++++ THE DATA ++++

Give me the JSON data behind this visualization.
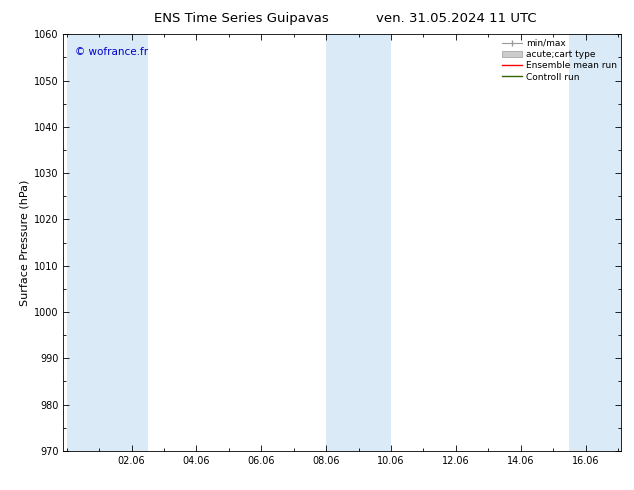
{
  "title_left": "ENS Time Series Guipavas",
  "title_right": "ven. 31.05.2024 11 UTC",
  "ylabel": "Surface Pressure (hPa)",
  "ylim": [
    970,
    1060
  ],
  "yticks": [
    970,
    980,
    990,
    1000,
    1010,
    1020,
    1030,
    1040,
    1050,
    1060
  ],
  "xtick_labels": [
    "02.06",
    "04.06",
    "06.06",
    "08.06",
    "10.06",
    "12.06",
    "14.06",
    "16.06"
  ],
  "xtick_positions": [
    2,
    4,
    6,
    8,
    10,
    12,
    14,
    16
  ],
  "xlim": [
    -0.1,
    17.1
  ],
  "shaded_bands": [
    {
      "x_start": 0.0,
      "x_end": 2.5
    },
    {
      "x_start": 8.0,
      "x_end": 10.0
    },
    {
      "x_start": 15.5,
      "x_end": 17.1
    }
  ],
  "shade_color": "#daeaf7",
  "background_color": "#ffffff",
  "watermark": "© wofrance.fr",
  "watermark_color": "#0000cc",
  "legend_items": [
    {
      "label": "min/max",
      "color": "#aaaaaa",
      "style": "errorbar"
    },
    {
      "label": "acute;cart type",
      "color": "#cccccc",
      "style": "bar"
    },
    {
      "label": "Ensemble mean run",
      "color": "#ff0000",
      "style": "line"
    },
    {
      "label": "Controll run",
      "color": "#336600",
      "style": "line"
    }
  ],
  "tick_color": "#000000",
  "spine_color": "#000000",
  "title_fontsize": 9.5,
  "label_fontsize": 8,
  "tick_fontsize": 7,
  "watermark_fontsize": 7.5,
  "legend_fontsize": 6.5
}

++++

GIVEN PROBLEM:
Restate every record exactly, please; do not copy the pictures.

FINISHED EXERCISE:
Give me the JSON data behind this visualization.
{
  "title_left": "ENS Time Series Guipavas",
  "title_right": "ven. 31.05.2024 11 UTC",
  "ylabel": "Surface Pressure (hPa)",
  "ylim": [
    970,
    1060
  ],
  "yticks": [
    970,
    980,
    990,
    1000,
    1010,
    1020,
    1030,
    1040,
    1050,
    1060
  ],
  "xtick_labels": [
    "02.06",
    "04.06",
    "06.06",
    "08.06",
    "10.06",
    "12.06",
    "14.06",
    "16.06"
  ],
  "xtick_positions": [
    2,
    4,
    6,
    8,
    10,
    12,
    14,
    16
  ],
  "xlim": [
    -0.1,
    17.1
  ],
  "shaded_bands": [
    {
      "x_start": 0.0,
      "x_end": 2.5
    },
    {
      "x_start": 8.0,
      "x_end": 10.0
    },
    {
      "x_start": 15.5,
      "x_end": 17.1
    }
  ],
  "shade_color": "#daeaf7",
  "background_color": "#ffffff",
  "watermark": "© wofrance.fr",
  "watermark_color": "#0000cc",
  "legend_items": [
    {
      "label": "min/max",
      "color": "#aaaaaa",
      "style": "errorbar"
    },
    {
      "label": "acute;cart type",
      "color": "#cccccc",
      "style": "bar"
    },
    {
      "label": "Ensemble mean run",
      "color": "#ff0000",
      "style": "line"
    },
    {
      "label": "Controll run",
      "color": "#336600",
      "style": "line"
    }
  ],
  "tick_color": "#000000",
  "spine_color": "#000000",
  "title_fontsize": 9.5,
  "label_fontsize": 8,
  "tick_fontsize": 7,
  "watermark_fontsize": 7.5,
  "legend_fontsize": 6.5
}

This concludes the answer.